◆ What you have to do
Give only the number of lines in the records that include the string "בקשת".

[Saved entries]
# # # # #

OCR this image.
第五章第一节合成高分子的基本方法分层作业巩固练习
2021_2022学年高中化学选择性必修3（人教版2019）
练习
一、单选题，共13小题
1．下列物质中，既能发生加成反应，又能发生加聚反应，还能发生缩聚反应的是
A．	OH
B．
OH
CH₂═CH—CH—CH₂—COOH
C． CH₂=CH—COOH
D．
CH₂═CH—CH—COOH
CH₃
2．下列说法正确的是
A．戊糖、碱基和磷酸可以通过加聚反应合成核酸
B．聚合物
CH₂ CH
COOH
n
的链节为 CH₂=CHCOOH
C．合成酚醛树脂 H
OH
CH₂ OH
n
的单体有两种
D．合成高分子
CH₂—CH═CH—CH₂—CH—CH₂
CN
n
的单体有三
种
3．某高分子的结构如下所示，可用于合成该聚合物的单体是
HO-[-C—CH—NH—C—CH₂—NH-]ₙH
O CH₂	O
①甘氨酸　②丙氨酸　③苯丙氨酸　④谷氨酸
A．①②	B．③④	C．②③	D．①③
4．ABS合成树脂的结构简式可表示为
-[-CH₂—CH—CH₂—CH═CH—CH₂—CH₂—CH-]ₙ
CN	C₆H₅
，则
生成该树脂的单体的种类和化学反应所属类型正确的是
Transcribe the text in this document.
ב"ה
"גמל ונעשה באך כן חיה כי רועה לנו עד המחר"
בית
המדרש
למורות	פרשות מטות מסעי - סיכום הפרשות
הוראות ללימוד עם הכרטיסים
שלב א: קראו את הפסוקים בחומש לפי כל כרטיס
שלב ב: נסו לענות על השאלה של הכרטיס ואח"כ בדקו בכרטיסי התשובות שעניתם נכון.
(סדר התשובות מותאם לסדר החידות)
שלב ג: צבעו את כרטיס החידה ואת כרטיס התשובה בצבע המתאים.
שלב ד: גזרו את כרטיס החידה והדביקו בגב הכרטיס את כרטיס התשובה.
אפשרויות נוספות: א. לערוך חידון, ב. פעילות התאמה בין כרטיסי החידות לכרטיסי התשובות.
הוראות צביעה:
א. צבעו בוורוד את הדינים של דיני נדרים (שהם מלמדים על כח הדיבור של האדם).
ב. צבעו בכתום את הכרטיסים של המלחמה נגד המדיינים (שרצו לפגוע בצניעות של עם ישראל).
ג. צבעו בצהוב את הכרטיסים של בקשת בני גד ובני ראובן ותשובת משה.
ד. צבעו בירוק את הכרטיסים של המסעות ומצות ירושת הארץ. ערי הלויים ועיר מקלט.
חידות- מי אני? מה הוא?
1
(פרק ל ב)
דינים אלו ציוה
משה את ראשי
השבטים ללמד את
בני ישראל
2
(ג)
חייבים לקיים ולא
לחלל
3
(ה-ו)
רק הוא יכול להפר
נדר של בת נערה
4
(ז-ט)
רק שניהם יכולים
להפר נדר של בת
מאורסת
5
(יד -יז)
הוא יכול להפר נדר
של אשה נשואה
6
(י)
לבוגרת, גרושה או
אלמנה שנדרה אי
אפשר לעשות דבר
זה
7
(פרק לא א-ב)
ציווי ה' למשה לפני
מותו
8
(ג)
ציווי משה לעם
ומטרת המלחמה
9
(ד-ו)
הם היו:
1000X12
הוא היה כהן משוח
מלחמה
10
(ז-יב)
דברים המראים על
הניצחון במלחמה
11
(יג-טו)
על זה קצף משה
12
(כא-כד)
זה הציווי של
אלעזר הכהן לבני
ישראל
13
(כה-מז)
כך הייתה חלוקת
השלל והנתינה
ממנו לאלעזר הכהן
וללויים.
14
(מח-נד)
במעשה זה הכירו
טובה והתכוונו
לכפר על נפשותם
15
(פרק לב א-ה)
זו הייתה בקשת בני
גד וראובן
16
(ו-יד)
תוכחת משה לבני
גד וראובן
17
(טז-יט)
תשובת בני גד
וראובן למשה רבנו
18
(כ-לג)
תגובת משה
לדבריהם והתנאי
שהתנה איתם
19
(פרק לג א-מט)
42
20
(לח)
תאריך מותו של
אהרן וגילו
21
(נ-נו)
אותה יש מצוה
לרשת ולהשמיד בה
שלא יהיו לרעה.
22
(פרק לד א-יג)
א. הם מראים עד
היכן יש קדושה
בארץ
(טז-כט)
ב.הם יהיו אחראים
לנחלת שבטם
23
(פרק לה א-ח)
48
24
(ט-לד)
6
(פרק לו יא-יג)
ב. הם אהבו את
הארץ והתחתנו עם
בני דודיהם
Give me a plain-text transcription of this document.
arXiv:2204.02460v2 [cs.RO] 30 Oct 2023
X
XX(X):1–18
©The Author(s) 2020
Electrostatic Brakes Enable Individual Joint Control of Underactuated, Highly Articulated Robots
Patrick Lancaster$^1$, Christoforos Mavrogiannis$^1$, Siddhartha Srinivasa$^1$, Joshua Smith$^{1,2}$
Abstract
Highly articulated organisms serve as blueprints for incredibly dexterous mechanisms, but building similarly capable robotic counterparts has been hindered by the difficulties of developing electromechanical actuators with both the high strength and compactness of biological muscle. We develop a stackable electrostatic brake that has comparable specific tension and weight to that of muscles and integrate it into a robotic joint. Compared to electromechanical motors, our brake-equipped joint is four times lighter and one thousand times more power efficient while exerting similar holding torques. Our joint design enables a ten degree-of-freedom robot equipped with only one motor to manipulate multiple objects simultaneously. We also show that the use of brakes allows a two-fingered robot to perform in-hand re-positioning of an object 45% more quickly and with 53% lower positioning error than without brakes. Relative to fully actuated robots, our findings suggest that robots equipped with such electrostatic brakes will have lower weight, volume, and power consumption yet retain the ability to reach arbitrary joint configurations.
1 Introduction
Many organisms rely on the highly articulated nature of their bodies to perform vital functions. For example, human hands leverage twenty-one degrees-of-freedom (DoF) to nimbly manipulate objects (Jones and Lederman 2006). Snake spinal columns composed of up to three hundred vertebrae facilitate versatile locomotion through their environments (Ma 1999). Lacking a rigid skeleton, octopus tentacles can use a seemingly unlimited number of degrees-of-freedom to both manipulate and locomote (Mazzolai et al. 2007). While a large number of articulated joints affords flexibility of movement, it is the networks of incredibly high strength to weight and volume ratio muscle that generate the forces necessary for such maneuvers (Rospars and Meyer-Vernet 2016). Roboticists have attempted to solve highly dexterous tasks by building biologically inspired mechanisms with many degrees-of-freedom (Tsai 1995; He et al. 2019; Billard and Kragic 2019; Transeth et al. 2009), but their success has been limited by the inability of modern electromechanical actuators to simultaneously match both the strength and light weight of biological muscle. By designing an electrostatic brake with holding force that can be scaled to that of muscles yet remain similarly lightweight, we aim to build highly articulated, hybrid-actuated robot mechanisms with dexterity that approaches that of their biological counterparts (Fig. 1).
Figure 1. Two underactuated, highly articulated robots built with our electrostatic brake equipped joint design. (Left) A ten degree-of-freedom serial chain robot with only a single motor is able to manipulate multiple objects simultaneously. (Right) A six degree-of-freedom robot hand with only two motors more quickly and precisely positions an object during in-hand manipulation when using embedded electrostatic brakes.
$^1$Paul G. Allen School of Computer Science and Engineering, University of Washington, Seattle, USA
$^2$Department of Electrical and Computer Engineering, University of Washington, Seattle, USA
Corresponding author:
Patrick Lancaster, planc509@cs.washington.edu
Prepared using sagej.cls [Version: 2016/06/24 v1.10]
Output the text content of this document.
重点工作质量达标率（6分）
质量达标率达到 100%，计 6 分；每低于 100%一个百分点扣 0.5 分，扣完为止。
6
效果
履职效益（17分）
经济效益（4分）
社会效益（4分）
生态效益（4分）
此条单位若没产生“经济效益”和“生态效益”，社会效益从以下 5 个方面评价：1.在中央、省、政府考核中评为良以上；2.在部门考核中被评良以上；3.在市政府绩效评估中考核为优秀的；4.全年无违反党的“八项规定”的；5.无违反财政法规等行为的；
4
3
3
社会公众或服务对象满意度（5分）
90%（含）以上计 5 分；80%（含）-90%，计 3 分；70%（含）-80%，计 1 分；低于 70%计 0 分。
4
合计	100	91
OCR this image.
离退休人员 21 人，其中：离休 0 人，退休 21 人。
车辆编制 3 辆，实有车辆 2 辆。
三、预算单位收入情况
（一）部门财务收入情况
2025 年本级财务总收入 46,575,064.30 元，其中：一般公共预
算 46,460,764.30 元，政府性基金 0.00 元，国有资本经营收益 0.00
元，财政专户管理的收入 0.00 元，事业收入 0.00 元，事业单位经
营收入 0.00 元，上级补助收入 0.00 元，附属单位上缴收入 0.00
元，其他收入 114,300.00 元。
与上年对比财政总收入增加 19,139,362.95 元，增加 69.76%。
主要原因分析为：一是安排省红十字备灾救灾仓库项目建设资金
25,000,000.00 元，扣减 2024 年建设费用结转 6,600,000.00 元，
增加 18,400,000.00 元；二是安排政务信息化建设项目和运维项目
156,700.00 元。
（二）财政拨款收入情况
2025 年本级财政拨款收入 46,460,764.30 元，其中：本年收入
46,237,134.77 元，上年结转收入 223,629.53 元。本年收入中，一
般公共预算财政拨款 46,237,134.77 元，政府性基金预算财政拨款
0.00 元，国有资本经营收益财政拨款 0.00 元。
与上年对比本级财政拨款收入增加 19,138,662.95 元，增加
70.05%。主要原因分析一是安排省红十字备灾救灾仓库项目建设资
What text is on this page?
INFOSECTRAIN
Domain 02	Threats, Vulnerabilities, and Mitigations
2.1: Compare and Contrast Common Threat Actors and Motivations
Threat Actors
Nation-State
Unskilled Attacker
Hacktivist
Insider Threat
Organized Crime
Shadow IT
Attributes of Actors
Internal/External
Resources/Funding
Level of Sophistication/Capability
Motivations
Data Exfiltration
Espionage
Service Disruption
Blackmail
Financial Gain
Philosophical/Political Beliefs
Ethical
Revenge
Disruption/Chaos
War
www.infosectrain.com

# # # # #

◆ Result of this exercise
2